**** RECORDS FOR PROCESSING ****
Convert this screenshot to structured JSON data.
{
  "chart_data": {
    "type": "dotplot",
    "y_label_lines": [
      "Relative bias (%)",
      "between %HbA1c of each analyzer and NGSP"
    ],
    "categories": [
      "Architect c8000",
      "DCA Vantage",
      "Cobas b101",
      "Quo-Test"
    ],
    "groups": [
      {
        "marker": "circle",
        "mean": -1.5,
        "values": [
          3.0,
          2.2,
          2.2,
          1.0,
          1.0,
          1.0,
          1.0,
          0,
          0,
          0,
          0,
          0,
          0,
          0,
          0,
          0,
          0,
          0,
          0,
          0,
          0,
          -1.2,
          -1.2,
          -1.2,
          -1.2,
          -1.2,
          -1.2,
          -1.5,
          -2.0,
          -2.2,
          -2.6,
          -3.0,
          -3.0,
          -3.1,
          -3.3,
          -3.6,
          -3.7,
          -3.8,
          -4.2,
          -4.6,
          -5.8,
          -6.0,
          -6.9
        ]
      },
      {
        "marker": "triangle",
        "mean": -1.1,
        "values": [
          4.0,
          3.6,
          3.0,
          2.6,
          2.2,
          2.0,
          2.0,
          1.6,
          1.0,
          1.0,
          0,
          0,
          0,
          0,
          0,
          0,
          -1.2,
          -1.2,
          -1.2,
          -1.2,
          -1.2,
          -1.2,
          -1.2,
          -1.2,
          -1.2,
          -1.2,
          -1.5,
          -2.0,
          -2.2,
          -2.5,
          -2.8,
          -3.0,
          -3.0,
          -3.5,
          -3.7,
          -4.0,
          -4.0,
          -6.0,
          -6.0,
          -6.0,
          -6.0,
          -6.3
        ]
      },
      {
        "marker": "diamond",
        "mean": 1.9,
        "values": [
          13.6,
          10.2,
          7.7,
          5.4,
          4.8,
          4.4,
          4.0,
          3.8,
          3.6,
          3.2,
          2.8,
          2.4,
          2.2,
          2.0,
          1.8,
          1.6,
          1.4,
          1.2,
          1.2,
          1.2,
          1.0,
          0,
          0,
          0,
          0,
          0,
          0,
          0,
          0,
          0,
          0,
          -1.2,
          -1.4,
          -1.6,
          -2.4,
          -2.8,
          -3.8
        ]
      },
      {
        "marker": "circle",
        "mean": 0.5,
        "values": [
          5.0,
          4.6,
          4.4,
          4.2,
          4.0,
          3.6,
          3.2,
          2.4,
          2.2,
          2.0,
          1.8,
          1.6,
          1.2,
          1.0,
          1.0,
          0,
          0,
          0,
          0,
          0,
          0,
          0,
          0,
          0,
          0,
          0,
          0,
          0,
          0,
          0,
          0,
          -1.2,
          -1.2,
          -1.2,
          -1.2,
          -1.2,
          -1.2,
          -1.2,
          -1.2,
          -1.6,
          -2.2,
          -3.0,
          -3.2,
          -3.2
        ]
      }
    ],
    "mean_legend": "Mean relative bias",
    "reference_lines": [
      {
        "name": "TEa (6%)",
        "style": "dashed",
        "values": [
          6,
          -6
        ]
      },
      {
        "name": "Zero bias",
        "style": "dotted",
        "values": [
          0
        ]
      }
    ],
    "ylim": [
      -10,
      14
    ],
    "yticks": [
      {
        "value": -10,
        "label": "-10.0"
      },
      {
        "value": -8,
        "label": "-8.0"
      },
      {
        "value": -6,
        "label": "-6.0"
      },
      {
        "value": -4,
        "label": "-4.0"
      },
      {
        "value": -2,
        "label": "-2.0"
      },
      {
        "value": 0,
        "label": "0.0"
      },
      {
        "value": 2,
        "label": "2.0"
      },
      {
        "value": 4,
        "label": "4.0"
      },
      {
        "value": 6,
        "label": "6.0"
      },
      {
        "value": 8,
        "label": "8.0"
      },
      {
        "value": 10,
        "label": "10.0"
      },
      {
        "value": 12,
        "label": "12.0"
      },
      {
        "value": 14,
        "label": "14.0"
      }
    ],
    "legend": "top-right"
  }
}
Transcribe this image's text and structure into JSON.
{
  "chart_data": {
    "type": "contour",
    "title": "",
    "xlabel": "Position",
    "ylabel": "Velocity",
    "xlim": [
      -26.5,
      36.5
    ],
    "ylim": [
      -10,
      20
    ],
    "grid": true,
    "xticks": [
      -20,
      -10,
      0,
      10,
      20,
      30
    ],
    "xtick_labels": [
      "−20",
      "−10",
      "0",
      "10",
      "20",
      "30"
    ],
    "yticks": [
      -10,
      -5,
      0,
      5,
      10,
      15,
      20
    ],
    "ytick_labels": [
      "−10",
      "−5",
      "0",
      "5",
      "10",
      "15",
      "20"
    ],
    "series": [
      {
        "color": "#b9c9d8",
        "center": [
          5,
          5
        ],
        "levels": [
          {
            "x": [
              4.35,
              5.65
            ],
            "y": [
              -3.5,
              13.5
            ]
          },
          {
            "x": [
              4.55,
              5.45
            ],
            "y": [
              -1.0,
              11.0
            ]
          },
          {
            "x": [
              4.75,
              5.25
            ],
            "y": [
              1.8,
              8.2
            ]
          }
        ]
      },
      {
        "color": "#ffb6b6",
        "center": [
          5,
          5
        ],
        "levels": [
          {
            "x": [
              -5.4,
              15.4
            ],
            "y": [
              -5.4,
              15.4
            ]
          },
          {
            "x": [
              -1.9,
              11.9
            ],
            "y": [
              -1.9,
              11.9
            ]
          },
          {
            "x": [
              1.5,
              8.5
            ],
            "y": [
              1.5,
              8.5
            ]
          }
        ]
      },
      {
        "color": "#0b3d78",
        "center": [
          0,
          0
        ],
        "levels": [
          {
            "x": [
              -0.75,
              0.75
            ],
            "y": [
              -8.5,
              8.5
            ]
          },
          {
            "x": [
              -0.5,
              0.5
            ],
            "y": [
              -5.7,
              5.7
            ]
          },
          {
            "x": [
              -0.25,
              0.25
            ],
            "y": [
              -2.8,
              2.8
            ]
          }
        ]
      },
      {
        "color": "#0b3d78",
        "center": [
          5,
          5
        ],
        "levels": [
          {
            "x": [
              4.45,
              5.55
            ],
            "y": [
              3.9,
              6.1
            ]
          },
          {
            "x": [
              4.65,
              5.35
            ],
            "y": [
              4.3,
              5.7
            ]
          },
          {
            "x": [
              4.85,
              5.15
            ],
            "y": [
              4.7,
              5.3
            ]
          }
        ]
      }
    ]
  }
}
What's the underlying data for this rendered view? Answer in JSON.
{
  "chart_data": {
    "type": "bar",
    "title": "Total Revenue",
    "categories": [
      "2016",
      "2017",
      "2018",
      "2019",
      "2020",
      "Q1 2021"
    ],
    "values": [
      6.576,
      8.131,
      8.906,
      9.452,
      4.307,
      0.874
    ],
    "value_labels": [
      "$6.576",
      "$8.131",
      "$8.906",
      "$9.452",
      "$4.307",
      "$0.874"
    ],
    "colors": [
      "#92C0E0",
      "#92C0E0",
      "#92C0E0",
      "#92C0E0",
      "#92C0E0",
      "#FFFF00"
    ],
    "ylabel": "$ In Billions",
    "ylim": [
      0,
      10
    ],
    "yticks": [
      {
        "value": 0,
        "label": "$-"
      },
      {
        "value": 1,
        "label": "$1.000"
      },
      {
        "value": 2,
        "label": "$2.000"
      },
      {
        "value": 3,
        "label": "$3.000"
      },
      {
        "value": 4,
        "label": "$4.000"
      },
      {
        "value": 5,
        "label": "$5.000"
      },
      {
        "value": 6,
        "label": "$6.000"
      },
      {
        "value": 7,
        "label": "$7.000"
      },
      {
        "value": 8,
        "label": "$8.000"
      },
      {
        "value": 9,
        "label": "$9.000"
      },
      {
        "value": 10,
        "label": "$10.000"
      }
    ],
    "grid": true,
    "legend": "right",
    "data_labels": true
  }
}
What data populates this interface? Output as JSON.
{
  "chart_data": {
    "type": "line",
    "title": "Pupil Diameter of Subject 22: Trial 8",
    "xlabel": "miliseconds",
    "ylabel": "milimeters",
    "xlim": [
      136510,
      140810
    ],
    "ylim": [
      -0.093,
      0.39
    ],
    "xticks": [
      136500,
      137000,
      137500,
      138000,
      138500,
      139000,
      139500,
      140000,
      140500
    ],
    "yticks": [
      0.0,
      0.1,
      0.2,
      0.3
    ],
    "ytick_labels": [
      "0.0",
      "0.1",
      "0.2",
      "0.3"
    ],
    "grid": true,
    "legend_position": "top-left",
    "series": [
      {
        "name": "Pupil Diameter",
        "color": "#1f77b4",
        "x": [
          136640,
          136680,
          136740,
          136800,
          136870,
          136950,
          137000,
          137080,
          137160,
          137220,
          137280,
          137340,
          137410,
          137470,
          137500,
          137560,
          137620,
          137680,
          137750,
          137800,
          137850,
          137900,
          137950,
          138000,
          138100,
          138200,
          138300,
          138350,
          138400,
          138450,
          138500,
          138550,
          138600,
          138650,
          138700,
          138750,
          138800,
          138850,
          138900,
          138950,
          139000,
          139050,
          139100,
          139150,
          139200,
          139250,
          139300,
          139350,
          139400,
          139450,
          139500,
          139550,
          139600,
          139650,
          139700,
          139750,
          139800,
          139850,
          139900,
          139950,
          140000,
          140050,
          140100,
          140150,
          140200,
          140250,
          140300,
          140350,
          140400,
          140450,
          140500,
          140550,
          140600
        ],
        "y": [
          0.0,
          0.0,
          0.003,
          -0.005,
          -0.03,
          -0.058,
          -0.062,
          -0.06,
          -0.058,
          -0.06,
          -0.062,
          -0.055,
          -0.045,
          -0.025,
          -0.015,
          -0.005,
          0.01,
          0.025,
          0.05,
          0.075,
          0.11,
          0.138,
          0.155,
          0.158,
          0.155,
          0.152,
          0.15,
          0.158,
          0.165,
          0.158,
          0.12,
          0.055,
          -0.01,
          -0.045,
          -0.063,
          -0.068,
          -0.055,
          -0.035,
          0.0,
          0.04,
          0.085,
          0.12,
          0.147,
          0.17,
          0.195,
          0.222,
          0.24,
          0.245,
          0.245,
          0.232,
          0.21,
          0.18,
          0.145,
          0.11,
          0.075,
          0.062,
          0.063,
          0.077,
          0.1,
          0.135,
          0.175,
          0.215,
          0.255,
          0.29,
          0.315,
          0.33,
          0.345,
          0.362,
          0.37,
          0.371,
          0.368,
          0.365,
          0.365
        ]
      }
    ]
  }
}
****
Within the material above, find the lines that contain the word "name"; copy them.

        "name": "TEa (6%)",
        "name": "Zero bias",
        "name": "Pupil Diameter",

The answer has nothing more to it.